▽

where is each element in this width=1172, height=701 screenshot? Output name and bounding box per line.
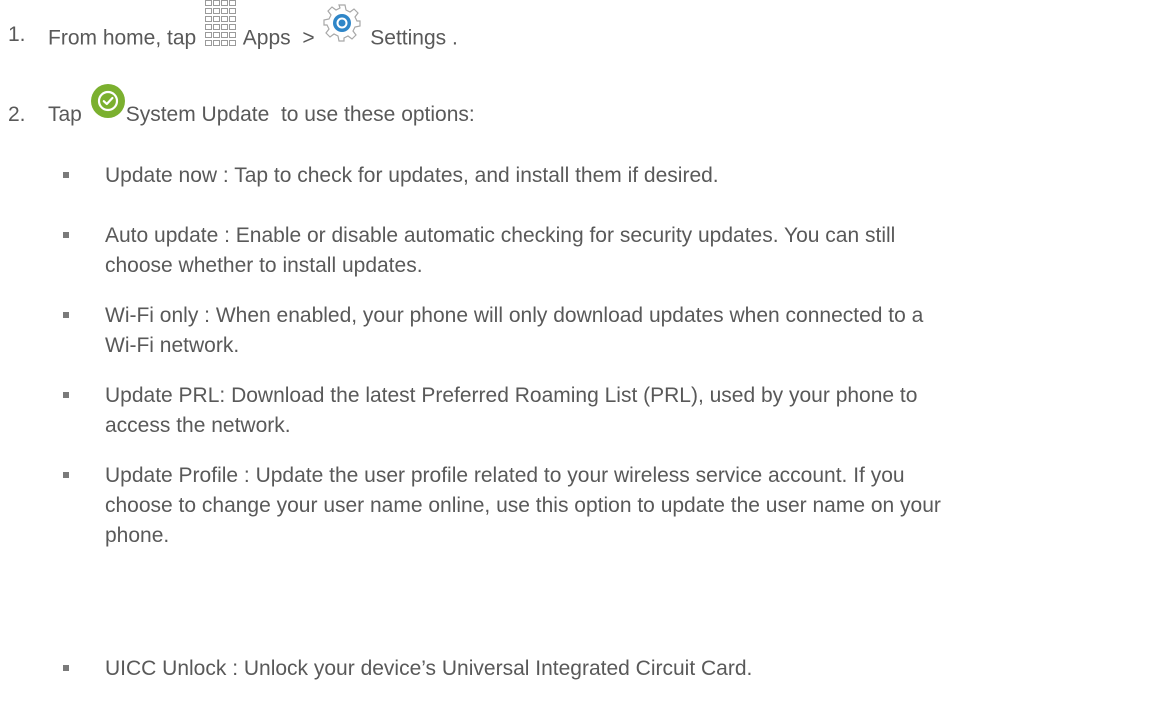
- option-line: UICC Unlock : Unlock your device’s Unive…: [105, 657, 753, 680]
- option-uicc-unlock: UICC Unlock : Unlock your device’s Unive…: [105, 654, 752, 684]
- bullet-icon: [63, 665, 69, 671]
- step-2-end: to use these options:: [280, 103, 475, 126]
- settings-gear-icon: [322, 3, 362, 51]
- step-1-number: 1.: [8, 23, 26, 46]
- option-auto-update: Auto update : Enable or disable automati…: [105, 221, 895, 281]
- step-1-end: .: [452, 26, 458, 50]
- option-line: choose whether to install updates.: [105, 254, 423, 277]
- option-line: Wi-Fi network.: [105, 334, 240, 357]
- option-line: phone.: [105, 524, 170, 547]
- option-line: Update now : Tap to check for updates, a…: [105, 164, 719, 187]
- system-update-check-icon: [90, 83, 126, 127]
- step-2-number: 2.: [8, 103, 26, 126]
- step-2: Tap System Update to use these options:: [48, 84, 475, 129]
- document-page: { "steps": [ { "number": "1.", "text_bef…: [0, 0, 1172, 701]
- option-update-now: Update now : Tap to check for updates, a…: [105, 161, 719, 191]
- path-separator: >: [302, 26, 315, 50]
- apps-grid-icon: [204, 0, 237, 57]
- option-line: Auto update : Enable or disable automati…: [105, 224, 896, 247]
- option-line: Update PRL: Download the latest Preferre…: [105, 384, 918, 407]
- option-line: access the network.: [105, 414, 291, 437]
- step-2-text: Tap: [48, 103, 82, 126]
- bullet-icon: [63, 472, 69, 478]
- option-line: Wi-Fi only : When enabled, your phone wi…: [105, 304, 924, 327]
- option-update-profile: Update Profile : Update the user profile…: [105, 461, 941, 551]
- step-1: From home, tap Apps > Settings .: [48, 0, 458, 57]
- bullet-icon: [63, 172, 69, 178]
- apps-label: Apps: [242, 26, 291, 50]
- bullet-icon: [63, 392, 69, 398]
- system-update-label: System Update: [125, 103, 270, 126]
- bullet-icon: [63, 312, 69, 318]
- step-1-text: From home, tap: [48, 26, 197, 50]
- option-wifi-only: Wi-Fi only : When enabled, your phone wi…: [105, 301, 923, 361]
- option-line: Update Profile : Update the user profile…: [105, 464, 905, 487]
- option-line: choose to change your user name online, …: [105, 494, 941, 517]
- option-update-prl: Update PRL: Download the latest Preferre…: [105, 381, 917, 441]
- bullet-icon: [63, 232, 69, 238]
- settings-label: Settings: [370, 26, 447, 50]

△

**What to do**
Please output every line of the item above as a numbered list, leaving out blank lines and the picture.

**Response**
1. where is each element in this width=1172, height=701 screenshot? Output name and bounding box per line.
2. - option-line: UICC Unlock : Unlock your device’s Unive…: [105, 657, 753, 680]
3. - option-uicc-unlock: UICC Unlock : Unlock your device’s Unive…: [105, 654, 752, 684]
4. - bullet-icon: [63, 665, 69, 671]
5. - step-2-end: to use these options:: [280, 103, 475, 126]
6. - settings-gear-icon: [322, 3, 362, 51]
7. - step-1-number: 1.: [8, 23, 26, 46]
8. - option-auto-update: Auto update : Enable or disable automati…: [105, 221, 895, 281]
9. - step-1-end: .: [452, 26, 458, 50]
10. - option-line: choose whether to install updates.: [105, 254, 423, 277]
11. - option-line: Wi-Fi network.: [105, 334, 240, 357]
12. - option-line: phone.: [105, 524, 170, 547]
13. - option-line: Update now : Tap to check for updates, a…: [105, 164, 719, 187]
14. - system-update-check-icon: [90, 83, 126, 127]
15. - step-2-number: 2.: [8, 103, 26, 126]
16. - step-2: Tap System Update to use these options:: [48, 84, 475, 129]
17. - document-page: { "steps": [ { "number": "1.", "text_bef…: [0, 0, 1172, 701]
18. - option-update-now: Update now : Tap to check for updates, a…: [105, 161, 719, 191]
19. - path-separator: >: [302, 26, 315, 50]
20. - apps-grid-icon: [204, 0, 237, 57]
21. - option-line: Auto update : Enable or disable automati…: [105, 224, 896, 247]
22. - option-line: Update PRL: Download the latest Preferre…: [105, 384, 918, 407]
23. - option-line: access the network.: [105, 414, 291, 437]
24. - step-2-text: Tap: [48, 103, 82, 126]
25. - bullet-icon: [63, 472, 69, 478]
26. - option-line: Wi-Fi only : When enabled, your phone wi…: [105, 304, 924, 327]
27. - option-update-profile: Update Profile : Update the user profile…: [105, 461, 941, 551]
28. - step-1: From home, tap Apps > Settings .: [48, 0, 458, 57]
29. - bullet-icon: [63, 172, 69, 178]
30. - apps-label: Apps: [242, 26, 291, 50]
31. - bullet-icon: [63, 392, 69, 398]
32. - system-update-label: System Update: [125, 103, 270, 126]
33. - bullet-icon: [63, 312, 69, 318]
34. - step-1-text: From home, tap: [48, 26, 197, 50]
35. - option-wifi-only: Wi-Fi only : When enabled, your phone wi…: [105, 301, 923, 361]
36. - option-line: Update Profile : Update the user profile…: [105, 464, 905, 487]
37. - option-line: choose to change your user name online, …: [105, 494, 941, 517]
38. - option-update-prl: Update PRL: Download the latest Preferre…: [105, 381, 917, 441]
39. - bullet-icon: [63, 232, 69, 238]
40. - settings-label: Settings: [370, 26, 447, 50]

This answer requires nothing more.